THE REQUEST
From the listing below, select every line where the word "Stav" appears.

RECORDS

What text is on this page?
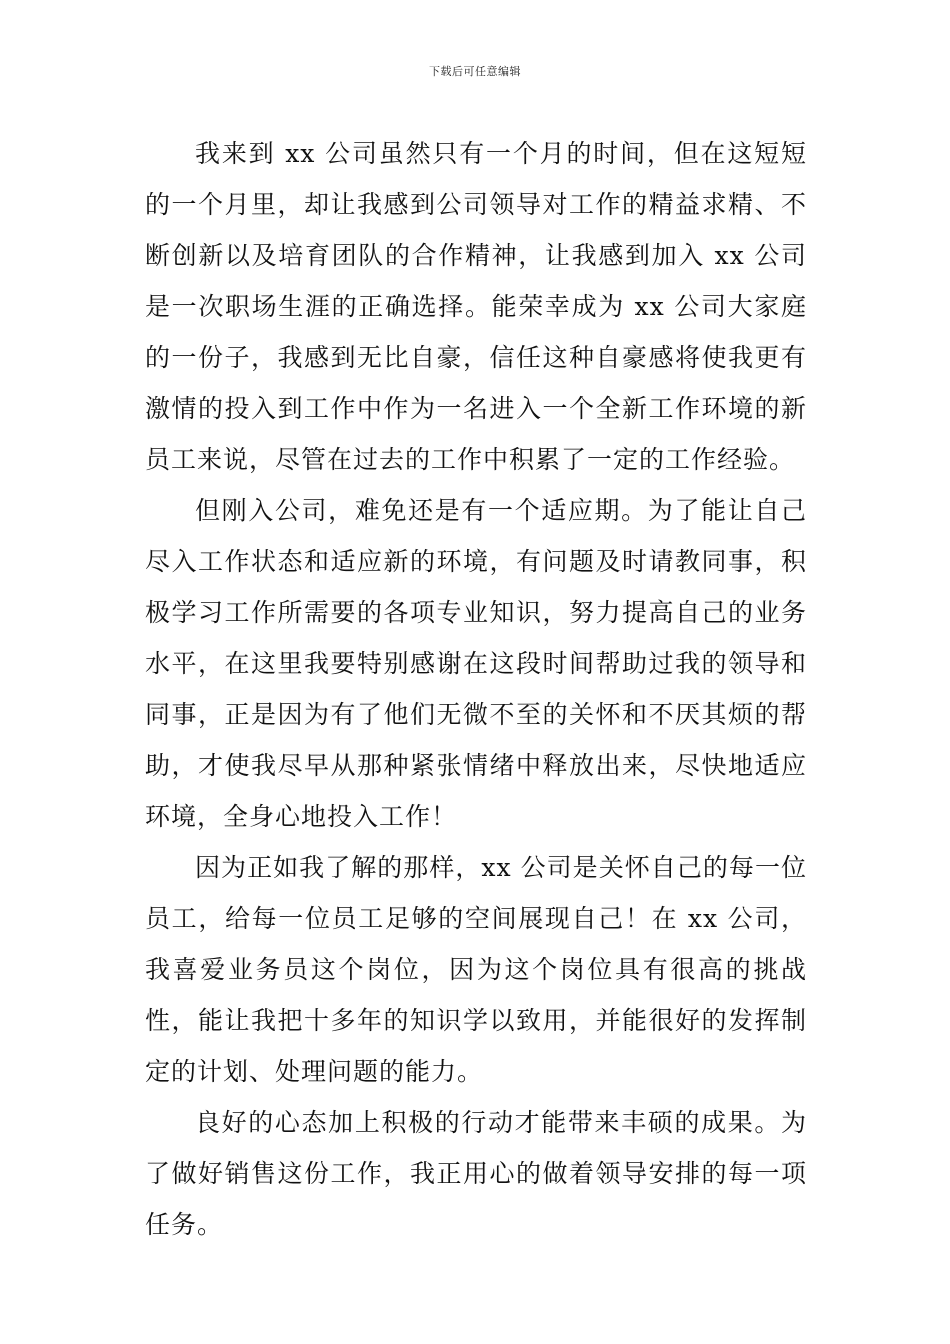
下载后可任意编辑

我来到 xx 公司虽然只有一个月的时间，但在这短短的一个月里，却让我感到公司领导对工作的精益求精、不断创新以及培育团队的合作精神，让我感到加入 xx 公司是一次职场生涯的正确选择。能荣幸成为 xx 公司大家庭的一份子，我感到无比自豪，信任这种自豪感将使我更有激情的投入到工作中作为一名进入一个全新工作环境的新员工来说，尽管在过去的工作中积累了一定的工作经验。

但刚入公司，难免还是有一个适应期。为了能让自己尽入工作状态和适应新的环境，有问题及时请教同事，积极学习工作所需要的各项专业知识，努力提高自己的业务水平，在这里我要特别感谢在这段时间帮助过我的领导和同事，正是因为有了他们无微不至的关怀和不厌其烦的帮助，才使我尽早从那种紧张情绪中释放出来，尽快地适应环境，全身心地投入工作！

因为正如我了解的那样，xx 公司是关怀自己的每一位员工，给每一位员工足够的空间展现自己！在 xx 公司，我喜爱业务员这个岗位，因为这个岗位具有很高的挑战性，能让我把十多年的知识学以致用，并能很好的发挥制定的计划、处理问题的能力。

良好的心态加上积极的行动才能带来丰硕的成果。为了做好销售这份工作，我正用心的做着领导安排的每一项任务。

* * *

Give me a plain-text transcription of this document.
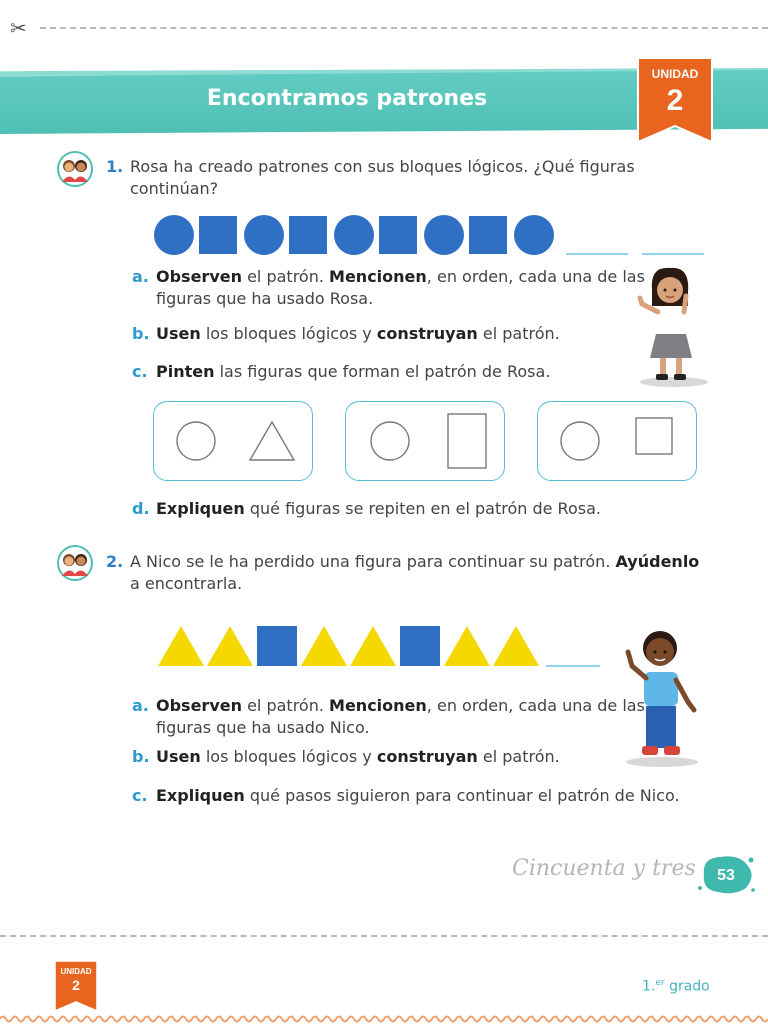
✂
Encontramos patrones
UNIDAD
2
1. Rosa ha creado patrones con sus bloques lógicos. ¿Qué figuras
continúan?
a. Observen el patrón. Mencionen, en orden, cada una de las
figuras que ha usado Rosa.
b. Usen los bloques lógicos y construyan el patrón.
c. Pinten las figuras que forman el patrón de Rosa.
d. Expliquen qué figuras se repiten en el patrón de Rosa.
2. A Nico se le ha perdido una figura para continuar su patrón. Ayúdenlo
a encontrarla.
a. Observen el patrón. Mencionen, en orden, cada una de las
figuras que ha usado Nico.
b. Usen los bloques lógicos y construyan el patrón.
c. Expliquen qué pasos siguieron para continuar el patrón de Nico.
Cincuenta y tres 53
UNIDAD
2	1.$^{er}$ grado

...

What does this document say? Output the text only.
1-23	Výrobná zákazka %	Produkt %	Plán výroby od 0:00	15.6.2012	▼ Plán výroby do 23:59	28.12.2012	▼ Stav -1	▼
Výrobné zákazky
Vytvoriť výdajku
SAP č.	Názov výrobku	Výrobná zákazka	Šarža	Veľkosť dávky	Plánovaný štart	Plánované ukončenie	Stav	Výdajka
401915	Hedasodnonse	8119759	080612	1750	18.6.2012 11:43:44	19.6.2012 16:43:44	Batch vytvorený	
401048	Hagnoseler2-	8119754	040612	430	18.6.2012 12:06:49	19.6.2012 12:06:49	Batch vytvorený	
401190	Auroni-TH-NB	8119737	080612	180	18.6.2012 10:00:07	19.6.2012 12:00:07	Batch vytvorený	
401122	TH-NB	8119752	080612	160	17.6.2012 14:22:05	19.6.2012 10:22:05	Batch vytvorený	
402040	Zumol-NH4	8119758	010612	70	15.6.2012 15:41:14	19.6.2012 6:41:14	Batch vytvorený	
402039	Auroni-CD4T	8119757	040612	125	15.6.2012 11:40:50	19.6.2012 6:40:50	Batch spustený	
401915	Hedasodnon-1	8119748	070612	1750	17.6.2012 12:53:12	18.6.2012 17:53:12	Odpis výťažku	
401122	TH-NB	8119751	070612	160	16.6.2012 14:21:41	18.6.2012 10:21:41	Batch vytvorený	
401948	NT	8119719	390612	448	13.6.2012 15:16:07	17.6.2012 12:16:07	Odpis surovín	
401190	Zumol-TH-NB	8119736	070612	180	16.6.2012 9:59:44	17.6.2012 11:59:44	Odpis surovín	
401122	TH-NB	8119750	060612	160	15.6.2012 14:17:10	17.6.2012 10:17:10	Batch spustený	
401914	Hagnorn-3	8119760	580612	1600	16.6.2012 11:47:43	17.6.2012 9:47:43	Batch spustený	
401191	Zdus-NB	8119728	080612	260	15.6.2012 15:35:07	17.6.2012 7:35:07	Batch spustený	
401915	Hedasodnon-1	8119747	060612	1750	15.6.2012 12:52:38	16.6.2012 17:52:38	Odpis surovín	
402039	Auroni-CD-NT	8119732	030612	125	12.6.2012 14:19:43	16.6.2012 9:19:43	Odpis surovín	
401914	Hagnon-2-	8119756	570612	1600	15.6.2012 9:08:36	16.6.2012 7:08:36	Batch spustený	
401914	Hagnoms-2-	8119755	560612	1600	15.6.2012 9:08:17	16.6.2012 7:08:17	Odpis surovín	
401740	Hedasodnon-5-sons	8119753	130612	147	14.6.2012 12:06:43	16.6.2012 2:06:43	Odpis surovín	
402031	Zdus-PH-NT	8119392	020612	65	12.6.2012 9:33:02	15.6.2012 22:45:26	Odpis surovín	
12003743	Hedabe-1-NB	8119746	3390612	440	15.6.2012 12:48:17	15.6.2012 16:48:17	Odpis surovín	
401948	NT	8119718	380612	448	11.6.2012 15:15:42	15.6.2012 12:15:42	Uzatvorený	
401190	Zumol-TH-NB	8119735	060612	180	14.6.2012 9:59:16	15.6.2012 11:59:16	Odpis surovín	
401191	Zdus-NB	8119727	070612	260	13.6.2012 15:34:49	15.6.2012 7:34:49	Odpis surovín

RESULT FOR THIS TASK
1-23	Výrobná zákazka %	Produkt %	Plán výroby od 0:00	15.6.2012	▼ Plán výroby do 23:59	28.12.2012	▼ Stav -1	▼
SAP č.	Názov výrobku	Výrobná zákazka	Šarža	Veľkosť dávky	Plánovaný štart	Plánované ukončenie	Stav	Výdajka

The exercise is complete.